[Trecho de texto]

Outro aspecto enfatizado pelos autores vincula-se aos desafios da implantação de um modelo de atenção à saúde voltado para povos culturalmente diferenciados, mas que se pauta em "lógicas ocidentais". Nesse ínterim, como lidar com as sensíveis questões relacionadas ao "controle social", tais como "participação", "representatividade" e "legitimidade"? É também candente o desafio inerente à dupla inserção de organizações indígenas como, na qualidade de entidades conveniadas, executoras da política de saúde indígena e também representantes dos usuários do sistema, o que pode comprometer (ou pelo menos influenciar) suas relações com os grupos e indivíduos os quais representam sócio, étnica e politicamente.
Garnelo e colaboradores concluem, com base na análise do processo de implantação do subsistema de saúde indígena, que aconteceram avanços. Mesmo os indicadores epidemiológicos (a despeito das fragilidades das bases de dados e do curto período de tempo coberto) apontam para melhorias, com uma tendência de redução da mortalidade infantil, que ainda se mantém em patamares elevadíssimos. Na opinião dos autores, o processo de implantação, por mais percalços que venha enfrentando (restrita capacidade gerencial da FUNASA e das convenentes, impasses e dificuldades gerados pela terceirização, alta rotatividade de profissionais de saúde, recursos financeiros aquém do necessário, entre outros), fortalece o reconhecimento pelo poder público de que é de fato necessário avançar no aprimoramento do subsistema de saúde indígena.

[Tarefas do exercício]
(1) Resuma em duas frases o trecho sobre saúde indígena.
(2) Reproduza o trecho sobre saúde indígena, começando em "Outro aspecto enfatizado" e terminando em "étnica e politicamente.".
(3) Dê continuidade ao trecho sobre saúde indígena a partir da última frase.
Os itens não têm relação com o trecho sobre saúde indígena.

[Itens extraídos]
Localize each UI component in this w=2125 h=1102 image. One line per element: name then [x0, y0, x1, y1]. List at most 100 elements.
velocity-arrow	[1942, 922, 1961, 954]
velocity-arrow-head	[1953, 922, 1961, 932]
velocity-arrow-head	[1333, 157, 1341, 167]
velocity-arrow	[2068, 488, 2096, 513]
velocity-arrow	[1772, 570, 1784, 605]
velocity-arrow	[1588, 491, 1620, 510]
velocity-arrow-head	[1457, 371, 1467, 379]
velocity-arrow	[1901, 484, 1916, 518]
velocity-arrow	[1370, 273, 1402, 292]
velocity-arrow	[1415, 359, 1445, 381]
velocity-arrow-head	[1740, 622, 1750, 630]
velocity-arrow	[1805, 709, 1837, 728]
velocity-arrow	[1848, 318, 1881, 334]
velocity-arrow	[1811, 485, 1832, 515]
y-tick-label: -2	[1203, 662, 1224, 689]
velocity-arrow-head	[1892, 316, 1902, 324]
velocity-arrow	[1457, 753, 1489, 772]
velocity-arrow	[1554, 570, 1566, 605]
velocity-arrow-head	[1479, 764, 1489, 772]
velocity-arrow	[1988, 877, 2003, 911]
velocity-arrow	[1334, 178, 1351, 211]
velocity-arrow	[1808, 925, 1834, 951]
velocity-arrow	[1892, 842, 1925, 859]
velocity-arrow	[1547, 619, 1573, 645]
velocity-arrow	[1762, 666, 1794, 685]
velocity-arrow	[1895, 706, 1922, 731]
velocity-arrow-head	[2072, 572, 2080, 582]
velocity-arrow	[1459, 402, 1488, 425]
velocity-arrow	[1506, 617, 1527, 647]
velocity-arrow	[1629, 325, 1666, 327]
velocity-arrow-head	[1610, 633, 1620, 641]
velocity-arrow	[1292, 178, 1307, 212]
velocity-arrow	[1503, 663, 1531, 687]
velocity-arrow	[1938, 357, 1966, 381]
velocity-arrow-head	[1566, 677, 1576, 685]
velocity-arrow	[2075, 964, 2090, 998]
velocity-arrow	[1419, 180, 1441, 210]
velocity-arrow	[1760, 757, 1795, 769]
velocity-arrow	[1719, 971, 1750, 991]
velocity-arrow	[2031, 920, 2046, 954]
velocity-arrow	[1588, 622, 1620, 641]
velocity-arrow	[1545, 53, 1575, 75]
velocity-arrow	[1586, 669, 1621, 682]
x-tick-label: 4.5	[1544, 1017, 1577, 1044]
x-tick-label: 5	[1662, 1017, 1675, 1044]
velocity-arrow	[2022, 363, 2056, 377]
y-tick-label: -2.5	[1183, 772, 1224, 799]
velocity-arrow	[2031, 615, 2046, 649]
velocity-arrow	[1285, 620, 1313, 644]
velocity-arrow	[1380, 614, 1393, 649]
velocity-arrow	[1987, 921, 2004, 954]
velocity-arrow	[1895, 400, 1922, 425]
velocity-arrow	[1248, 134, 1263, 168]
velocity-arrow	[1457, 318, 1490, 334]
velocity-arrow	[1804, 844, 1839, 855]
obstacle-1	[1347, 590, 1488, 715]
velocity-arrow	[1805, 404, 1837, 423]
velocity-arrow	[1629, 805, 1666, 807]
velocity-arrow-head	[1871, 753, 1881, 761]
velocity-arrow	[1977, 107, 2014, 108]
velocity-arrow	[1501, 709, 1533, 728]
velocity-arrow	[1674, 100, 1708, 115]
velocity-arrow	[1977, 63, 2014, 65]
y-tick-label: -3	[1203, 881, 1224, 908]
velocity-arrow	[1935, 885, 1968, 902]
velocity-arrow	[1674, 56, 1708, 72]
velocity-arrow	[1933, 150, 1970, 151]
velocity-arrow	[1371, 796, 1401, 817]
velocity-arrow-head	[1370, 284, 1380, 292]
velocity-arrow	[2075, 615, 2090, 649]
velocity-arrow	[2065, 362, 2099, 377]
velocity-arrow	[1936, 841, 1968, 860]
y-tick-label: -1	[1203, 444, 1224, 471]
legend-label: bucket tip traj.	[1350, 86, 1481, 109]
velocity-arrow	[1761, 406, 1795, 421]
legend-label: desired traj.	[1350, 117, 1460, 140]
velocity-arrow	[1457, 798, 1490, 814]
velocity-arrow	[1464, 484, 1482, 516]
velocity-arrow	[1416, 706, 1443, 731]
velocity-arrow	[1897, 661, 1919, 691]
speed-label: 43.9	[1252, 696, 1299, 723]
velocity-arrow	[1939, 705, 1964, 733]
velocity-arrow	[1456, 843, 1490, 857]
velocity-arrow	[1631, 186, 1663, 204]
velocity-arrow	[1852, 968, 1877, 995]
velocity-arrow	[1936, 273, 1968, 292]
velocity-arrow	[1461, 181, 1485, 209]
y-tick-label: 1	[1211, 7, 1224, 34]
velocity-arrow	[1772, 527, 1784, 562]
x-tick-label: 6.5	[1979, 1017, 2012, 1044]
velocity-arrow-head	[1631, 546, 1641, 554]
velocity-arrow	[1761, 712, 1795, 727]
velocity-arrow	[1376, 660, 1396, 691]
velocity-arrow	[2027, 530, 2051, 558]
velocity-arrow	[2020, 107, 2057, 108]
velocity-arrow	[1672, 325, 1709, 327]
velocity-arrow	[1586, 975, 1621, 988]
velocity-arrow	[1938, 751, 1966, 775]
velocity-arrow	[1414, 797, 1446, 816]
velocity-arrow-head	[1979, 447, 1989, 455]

[Respostas por tarefa]
(1) Os autores destacam o desafio de implantar, para povos culturalmente diferenciados, um modelo de atenção à saúde pautado em lógicas ocidentais, o que envolve questões de controle social e a dupla inserção das organizações indígenas como executoras da política e representantes dos usuários. Apesar de percalços como a restrita capacidade gerencial da FUNASA e das convenentes, a terceirização e a alta rotatividade de profissionais, Garnelo e colaboradores concluem que houve avanços, inclusive uma tendência de redução da mortalidade infantil.

(2)
Outro aspecto enfatizado pelos autores vincula-se aos desafios da implantação de um modelo de atenção à saúde voltado para povos culturalmente diferenciados, mas que se pauta em "lógicas ocidentais". Nesse ínterim, como lidar com as sensíveis questões relacionadas ao "controle social", tais como "participação", "representatividade" e "legitimidade"? É também candente o desafio inerente à dupla inserção de organizações indígenas como, na qualidade de entidades conveniadas, executoras da política de saúde indígena e também representantes dos usuários do sistema, o que pode comprometer (ou pelo menos influenciar) suas relações com os grupos e indivíduos os quais representam sócio, étnica e politicamente.

(3)
É amplamente reconhecido que uma etapa fundamental do processo de melhoria das condições de saúde dos povos indígenas passa pela reversão do persistente quadro de invisibilidade demográfica e epidemiológica, com desdobramentos para as agendas de ação política não somente do Estado, como também dos povos indígenas e de grupos de apoio. O trabalho de Garnelo, Macedo e Brandão é mais um passo nessa direção, contribuindo para dar visibilidade a importantes dimensões das condições de vida dos povos indígenas. No mais, como ressalta o Ministro da Saúde Humberto Costa, que assina a apresentação, Os Povos Indígenas e a Construção das Políticas de Saúde no Brasil demonstra como um exercício de caracterização e a análise (em outras palavras, a sistematização do conhecimento) podem servir de instrumentos na tarefa de construir uma nova sociedade, respeitando-se características e especificidades étnico-culturais e buscando-se resgatar a dívida histórica que o Estado brasileiro tem para com os povos indígenas.